User-Agent Client Hints

Draft Community Group Report,

This version:
https://wicg.github.io/ua-client-hints/
Editors:
(Google Inc.)
(Google Inc.)
Participate:
File an issue (open issues)

Abstract

This document defines a set of Client Hints that aim to provide developers with the ability to perform agent-based content negotiation when necessary, while avoiding the historical baggage and passive fingerprinting surface exposed by the venerable `User-Agent` header.

Status of this document

This specification was published by the Web Platform Incubator Community Group. It is not a W3C Standard nor is it on the W3C Standards Track. Please note that under the W3C Community Contributor License Agreement (CLA) there is a limited opt-out and other conditions apply. Learn more about W3C Community and Business Groups.

1. Introduction

Today, user agents generally identify themselves to servers by sending a User-Agent HTTP request header field along with each request (defined in Section 5.5.3 of [RFC7231]). Ideally, this header would give servers the ability to perform content negotiation, sending down exactly those bits that best represent the requested resource in a given user agent, optimizing both bandwidth and user experience. In practice, however, this header’s value exposes far more information about the user’s device than seems appropriate as a default, on the one hand, and intentionally obscures the true user agent in order to bypass misguided server-side heuristics, on the other.

For example, a recent version of Chrome on iOS identifies itself as:

  User-Agent: Mozilla/5.0 (iPhone; CPU iPhone OS 12_0 like Mac OS X)
              AppleWebKit/605.1.15 (KHTML, like Gecko)
              CriOS/69.0.3497.105 Mobile/15E148 Safari/605.1

While a recent version of Edge identifies itself as:

  User-Agent: Mozilla/5.0 (Windows NT 10.0; Win64; x64)

Element boundary records

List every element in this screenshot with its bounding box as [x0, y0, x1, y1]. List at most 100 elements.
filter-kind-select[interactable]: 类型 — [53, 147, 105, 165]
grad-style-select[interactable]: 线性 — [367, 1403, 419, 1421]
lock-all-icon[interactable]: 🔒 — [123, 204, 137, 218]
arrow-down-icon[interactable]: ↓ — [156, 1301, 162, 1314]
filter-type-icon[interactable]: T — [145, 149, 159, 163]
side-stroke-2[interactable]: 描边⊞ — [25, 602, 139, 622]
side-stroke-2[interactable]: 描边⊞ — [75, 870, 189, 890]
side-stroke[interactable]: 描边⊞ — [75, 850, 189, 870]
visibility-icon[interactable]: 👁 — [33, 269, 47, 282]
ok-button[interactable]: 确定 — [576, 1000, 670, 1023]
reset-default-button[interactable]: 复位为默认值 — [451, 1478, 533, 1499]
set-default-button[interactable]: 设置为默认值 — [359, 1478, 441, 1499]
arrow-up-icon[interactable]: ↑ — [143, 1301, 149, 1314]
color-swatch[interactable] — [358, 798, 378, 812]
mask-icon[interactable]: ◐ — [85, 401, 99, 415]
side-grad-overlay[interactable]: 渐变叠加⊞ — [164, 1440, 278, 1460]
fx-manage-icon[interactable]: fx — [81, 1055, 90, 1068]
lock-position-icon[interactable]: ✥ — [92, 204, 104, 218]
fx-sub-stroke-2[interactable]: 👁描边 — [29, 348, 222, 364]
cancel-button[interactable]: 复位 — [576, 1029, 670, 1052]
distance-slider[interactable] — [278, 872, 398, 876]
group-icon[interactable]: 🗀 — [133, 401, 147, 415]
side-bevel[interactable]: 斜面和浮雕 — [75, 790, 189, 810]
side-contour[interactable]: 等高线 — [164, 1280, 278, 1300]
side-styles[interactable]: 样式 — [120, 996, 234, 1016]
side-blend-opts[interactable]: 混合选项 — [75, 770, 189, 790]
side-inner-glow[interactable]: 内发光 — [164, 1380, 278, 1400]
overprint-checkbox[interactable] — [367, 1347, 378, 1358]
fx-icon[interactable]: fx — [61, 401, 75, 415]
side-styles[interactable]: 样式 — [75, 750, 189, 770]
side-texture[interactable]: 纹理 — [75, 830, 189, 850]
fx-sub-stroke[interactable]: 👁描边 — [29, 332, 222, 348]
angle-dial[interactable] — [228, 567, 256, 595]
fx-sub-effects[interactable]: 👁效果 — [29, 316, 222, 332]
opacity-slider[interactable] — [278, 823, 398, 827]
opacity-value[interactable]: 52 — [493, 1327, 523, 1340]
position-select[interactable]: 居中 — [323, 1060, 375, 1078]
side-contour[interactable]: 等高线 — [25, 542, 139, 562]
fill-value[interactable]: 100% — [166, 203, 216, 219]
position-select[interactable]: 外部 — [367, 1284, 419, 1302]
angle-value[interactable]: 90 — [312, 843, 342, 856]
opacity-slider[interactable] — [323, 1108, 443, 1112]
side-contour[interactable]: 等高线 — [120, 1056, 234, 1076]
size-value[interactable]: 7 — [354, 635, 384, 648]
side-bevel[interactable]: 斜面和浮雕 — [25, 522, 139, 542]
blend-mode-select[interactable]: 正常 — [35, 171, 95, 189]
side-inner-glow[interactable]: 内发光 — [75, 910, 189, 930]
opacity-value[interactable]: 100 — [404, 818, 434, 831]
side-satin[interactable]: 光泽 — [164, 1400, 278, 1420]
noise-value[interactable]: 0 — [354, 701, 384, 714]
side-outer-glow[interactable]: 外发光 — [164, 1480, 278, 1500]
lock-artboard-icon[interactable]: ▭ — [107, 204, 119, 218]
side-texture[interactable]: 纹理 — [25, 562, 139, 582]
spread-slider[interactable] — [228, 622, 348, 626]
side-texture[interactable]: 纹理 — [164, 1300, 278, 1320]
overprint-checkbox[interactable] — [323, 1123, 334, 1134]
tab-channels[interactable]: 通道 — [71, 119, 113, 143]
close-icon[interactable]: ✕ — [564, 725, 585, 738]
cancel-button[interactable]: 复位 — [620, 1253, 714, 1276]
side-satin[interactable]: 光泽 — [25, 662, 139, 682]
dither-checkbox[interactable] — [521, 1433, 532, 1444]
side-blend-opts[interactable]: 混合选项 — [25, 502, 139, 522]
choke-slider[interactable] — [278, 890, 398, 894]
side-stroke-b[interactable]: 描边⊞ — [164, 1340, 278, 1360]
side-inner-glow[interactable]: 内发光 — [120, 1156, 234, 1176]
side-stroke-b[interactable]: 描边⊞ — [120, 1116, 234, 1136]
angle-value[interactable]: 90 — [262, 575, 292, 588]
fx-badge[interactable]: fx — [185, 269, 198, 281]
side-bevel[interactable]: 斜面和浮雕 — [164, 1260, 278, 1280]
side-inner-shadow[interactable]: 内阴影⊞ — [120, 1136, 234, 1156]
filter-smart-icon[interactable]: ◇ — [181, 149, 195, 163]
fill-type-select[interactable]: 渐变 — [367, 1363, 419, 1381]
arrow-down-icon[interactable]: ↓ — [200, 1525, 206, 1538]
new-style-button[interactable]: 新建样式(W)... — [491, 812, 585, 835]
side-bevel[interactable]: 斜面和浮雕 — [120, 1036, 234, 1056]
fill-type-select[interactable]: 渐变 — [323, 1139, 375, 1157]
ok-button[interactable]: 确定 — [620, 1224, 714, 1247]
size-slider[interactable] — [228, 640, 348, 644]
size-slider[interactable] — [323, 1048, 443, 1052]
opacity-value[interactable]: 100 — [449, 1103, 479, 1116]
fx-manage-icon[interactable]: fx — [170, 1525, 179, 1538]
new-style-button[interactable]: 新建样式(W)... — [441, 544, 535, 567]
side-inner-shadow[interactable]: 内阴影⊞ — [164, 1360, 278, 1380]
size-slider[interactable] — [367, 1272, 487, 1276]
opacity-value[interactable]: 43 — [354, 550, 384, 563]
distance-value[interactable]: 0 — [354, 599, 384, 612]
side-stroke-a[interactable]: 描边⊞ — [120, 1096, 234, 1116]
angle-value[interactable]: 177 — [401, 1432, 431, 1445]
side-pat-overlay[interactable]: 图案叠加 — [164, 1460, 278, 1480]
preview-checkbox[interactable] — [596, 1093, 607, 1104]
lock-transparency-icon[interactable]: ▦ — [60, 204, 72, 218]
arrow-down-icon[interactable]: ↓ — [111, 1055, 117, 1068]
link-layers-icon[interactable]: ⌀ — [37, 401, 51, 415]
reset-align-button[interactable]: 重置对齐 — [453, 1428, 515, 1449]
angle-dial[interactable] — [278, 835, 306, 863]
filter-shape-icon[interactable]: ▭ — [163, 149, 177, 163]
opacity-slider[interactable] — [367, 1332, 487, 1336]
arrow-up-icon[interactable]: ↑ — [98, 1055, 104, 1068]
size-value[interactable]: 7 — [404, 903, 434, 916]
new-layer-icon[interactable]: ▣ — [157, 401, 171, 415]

Task requirements.
**A)** Translate this sentence from the User-Agent Client Hints draft into Spanish: "This specification was published by the Web Platform Incubator Community Group."
**B)** Continue the User-Agent Client Hints draft from the point at which it stops.

Written answers.
**A)** Esta especificación fue publicada por el Web Platform Incubator Community Group.

**B)**
              AppleWebKit/537.36 (KHTML, like Gecko) Chrome/68.0.2704.79
              Safari/537.36 Edge/18.014

There’s quite a bit of information packed into those strings (along with a fair number of lies). Version numbers, platform details, model information, etc. are all broadcast along with every request, and form the basis for fingerprinting schemes of all sorts. Individual vendors have taken stabs at altering their user agent strings, and have run into a few categories of feedback from developers that have stymied historical approaches:

  1. Brand and version information (e.g. "Chrome 69") allows websites to work around known bugs in specific releases that aren’t otherwise detectable. For example, implementations of Content Security Policy have varied wildly between vendors, and it’s difficult to know what policy to send in an HTTP response without knowing what browser is responsible for its parsing and execution.

  2. Developers will often negotiate what content to send based on the user agent and platform. Some application frameworks, for instance, will style an application on iOS differently from the same application on Android in order to match each platform’s aesthetic and design patterns.

  3. Similarly to #1, OS revisions and architecture can be responsible for specific bugs which can be worked around in website’s code, and narrowly useful for things like selecting appropriate executables for download (32 vs 64 bit, ARM vs Intel, etc).

  4. Sophisticated developers use model/make to tailor their sites to the capabilities of the device (e.g. [FacebookYearClass]) and to pinpoint performance bugs and regressions which sometimes are specific to model/make.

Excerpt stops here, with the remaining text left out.